> _SET EXERCISE_
Transcribe the material in full. Nothing should differ except that the pictures are left out.
───── INPUT ─────
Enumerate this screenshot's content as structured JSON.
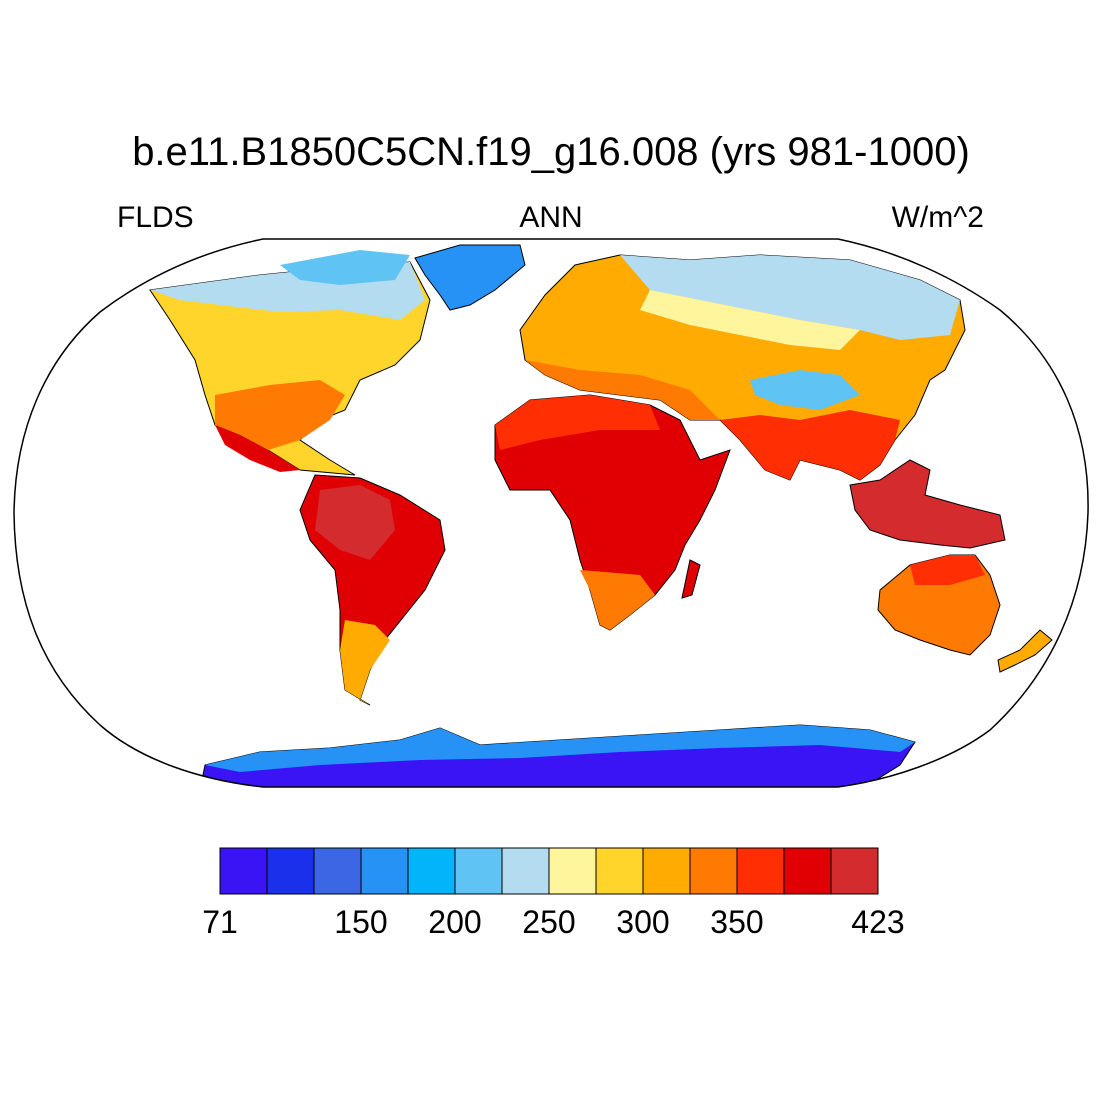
{
  "title": "b.e11.B1850C5CN.f19_g16.008 (yrs 981-1000)",
  "variable": "FLDS",
  "season": "ANN",
  "units": "W/m^2",
  "projection": "robinson",
  "colorbar": {
    "colors": [
      "#3a14f5",
      "#1b30ea",
      "#3b66e4",
      "#2692f5",
      "#02b5fb",
      "#5fc4f3",
      "#b3dcf1",
      "#fff59c",
      "#ffd52b",
      "#ffab01",
      "#ff7a02",
      "#ff2e03",
      "#e00003",
      "#d42b2f"
    ],
    "tick_labels": [
      "71",
      "150",
      "200",
      "250",
      "300",
      "350",
      "423"
    ]
  },
  "map_regions": [
    {
      "name": "greenland",
      "color": "#2692f5"
    },
    {
      "name": "antarctica",
      "color": "#3a14f5"
    },
    {
      "name": "north-america",
      "color": "#ffd52b"
    },
    {
      "name": "canada-arctic",
      "color": "#b3dcf1"
    },
    {
      "name": "south-america",
      "color": "#e00003"
    },
    {
      "name": "africa",
      "color": "#e00003"
    },
    {
      "name": "europe",
      "color": "#ffab01"
    },
    {
      "name": "siberia",
      "color": "#b3dcf1"
    },
    {
      "name": "south-asia",
      "color": "#ff2e03"
    },
    {
      "name": "maritime-continent",
      "color": "#d42b2f"
    },
    {
      "name": "australia",
      "color": "#ff7a02"
    },
    {
      "name": "new-zealand",
      "color": "#ffab01"
    }
  ]
}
─────
> _THE RESULT_
Enumerate this screenshot's content as structured JSON.
{
  "title": "b.e11.B1850C5CN.f19_g16.008 (yrs 981-1000)",
  "variable": "FLDS",
  "season": "ANN",
  "units": "W/m^2",
  "projection": "robinson",
  "colorbar": {
    "colors": [
      "#3a14f5",
      "#1b30ea",
      "#3b66e4",
      "#2692f5",
      "#02b5fb",
      "#5fc4f3",
      "#b3dcf1",
      "#fff59c",
      "#ffd52b",
      "#ffab01",
      "#ff7a02",
      "#ff2e03",
      "#e00003",
      "#d42b2f"
    ],
    "tick_labels": [
      "71",
      "150",
      "200",
      "250",
      "300",
      "350",
      "423"
    ]
  },
  "map_regions": [
    {
      "name": "greenland",
      "color": "#2692f5"
    },
    {
      "name": "antarctica",
      "color": "#3a14f5"
    },
    {
      "name": "north-america",
      "color": "#ffd52b"
    },
    {
      "name": "canada-arctic",
      "color": "#b3dcf1"
    },
    {
      "name": "south-america",
      "color": "#e00003"
    },
    {
      "name": "africa",
      "color": "#e00003"
    },
    {
      "name": "europe",
      "color": "#ffab01"
    },
    {
      "name": "siberia",
      "color": "#b3dcf1"
    },
    {
      "name": "south-asia",
      "color": "#ff2e03"
    },
    {
      "name": "maritime-continent",
      "color": "#d42b2f"
    },
    {
      "name": "australia",
      "color": "#ff7a02"
    },
    {
      "name": "new-zealand",
      "color": "#ffab01"
    }
  ]
}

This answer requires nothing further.